### What is expected
Each line containing the word "rallegrarci" needs to be copied.

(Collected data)
■ ■ ■
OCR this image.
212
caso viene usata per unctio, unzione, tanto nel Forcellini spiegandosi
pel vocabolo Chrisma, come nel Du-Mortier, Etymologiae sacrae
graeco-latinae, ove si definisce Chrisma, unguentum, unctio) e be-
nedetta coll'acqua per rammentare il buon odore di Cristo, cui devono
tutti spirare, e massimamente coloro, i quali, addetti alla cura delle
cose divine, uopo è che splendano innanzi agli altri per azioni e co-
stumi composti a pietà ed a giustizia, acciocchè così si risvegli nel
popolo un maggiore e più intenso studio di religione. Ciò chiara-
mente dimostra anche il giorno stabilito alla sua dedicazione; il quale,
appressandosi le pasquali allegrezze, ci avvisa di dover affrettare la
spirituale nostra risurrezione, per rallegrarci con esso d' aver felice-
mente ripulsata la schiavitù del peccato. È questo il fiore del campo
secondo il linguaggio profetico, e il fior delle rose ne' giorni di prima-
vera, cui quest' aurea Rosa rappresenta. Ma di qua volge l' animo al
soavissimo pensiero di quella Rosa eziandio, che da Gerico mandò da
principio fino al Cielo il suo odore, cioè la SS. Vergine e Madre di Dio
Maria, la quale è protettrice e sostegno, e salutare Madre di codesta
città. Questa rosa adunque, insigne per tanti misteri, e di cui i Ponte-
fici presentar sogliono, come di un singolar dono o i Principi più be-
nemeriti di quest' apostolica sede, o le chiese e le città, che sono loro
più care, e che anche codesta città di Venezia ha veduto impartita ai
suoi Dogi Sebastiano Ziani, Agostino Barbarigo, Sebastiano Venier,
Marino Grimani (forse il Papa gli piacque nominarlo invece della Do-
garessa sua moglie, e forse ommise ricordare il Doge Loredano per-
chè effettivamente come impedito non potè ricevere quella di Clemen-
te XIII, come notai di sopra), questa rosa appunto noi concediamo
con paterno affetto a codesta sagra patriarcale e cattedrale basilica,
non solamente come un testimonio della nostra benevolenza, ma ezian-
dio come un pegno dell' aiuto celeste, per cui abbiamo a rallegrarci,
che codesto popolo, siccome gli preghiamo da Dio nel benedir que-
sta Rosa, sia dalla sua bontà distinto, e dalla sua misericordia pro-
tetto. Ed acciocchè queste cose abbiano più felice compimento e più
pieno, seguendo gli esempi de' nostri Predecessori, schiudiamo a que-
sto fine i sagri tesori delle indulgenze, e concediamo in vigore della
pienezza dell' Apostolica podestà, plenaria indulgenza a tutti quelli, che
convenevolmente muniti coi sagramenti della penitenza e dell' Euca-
■ ■ ■
### Output below
spirituale nostra risurrezione, per rallegrarci con esso d' aver felice-
dio come un pegno dell' aiuto celeste, per cui abbiamo a rallegrarci,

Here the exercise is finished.